- [Goal] Find every line containing the word "Covered" and report the count, nothing more.

- [Collected data]
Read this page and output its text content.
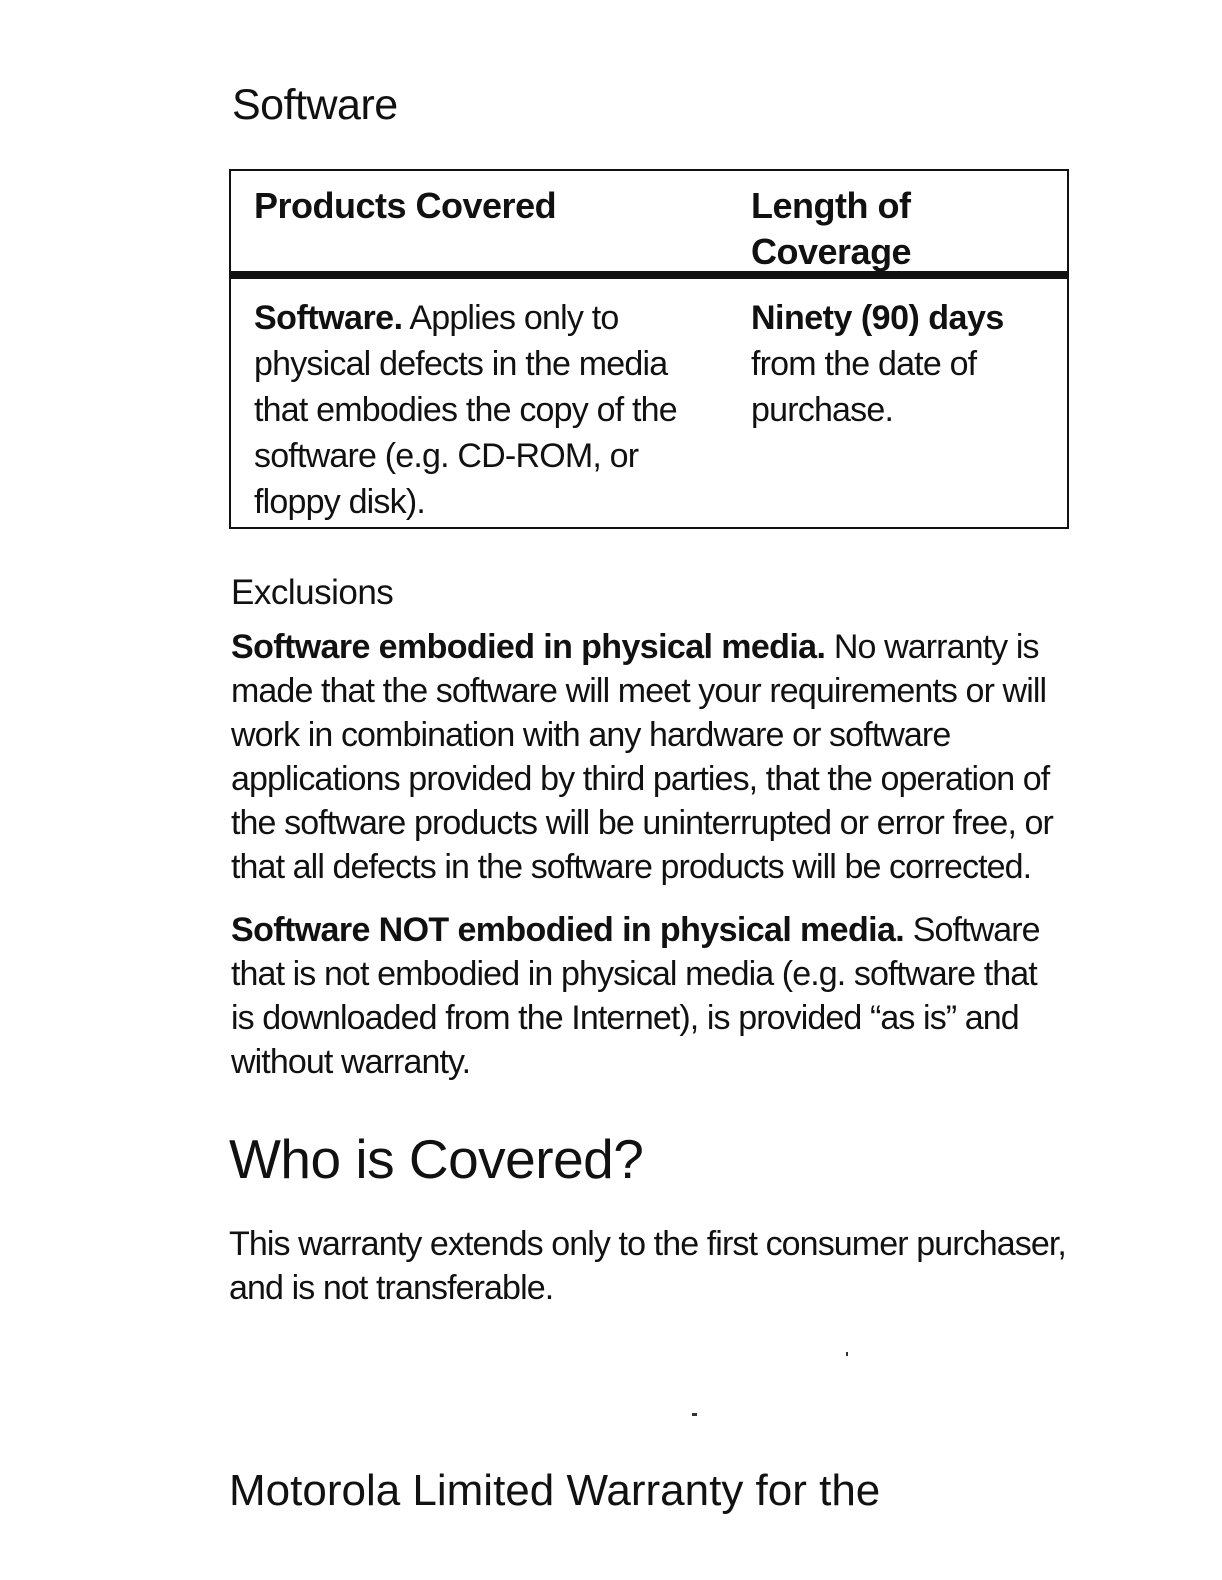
Software
Products Covered	Length of Coverage
Software. Applies only to physical defects in the media that embodies the copy of the software (e.g. CD-ROM, or floppy disk).
Ninety (90) days from the date of purchase.
Exclusions

Software embodied in physical media. No warranty is made that the software will meet your requirements or will work in combination with any hardware or software applications provided by third parties, that the operation of the software products will be uninterrupted or error free, or that all defects in the software products will be corrected.

Software NOT embodied in physical media. Software that is not embodied in physical media (e.g. software that is downloaded from the Internet), is provided “as is” and without warranty.

Who is Covered?

This warranty extends only to the first consumer purchaser, and is not transferable.

Motorola Limited Warranty for the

- [Exercise solution] 2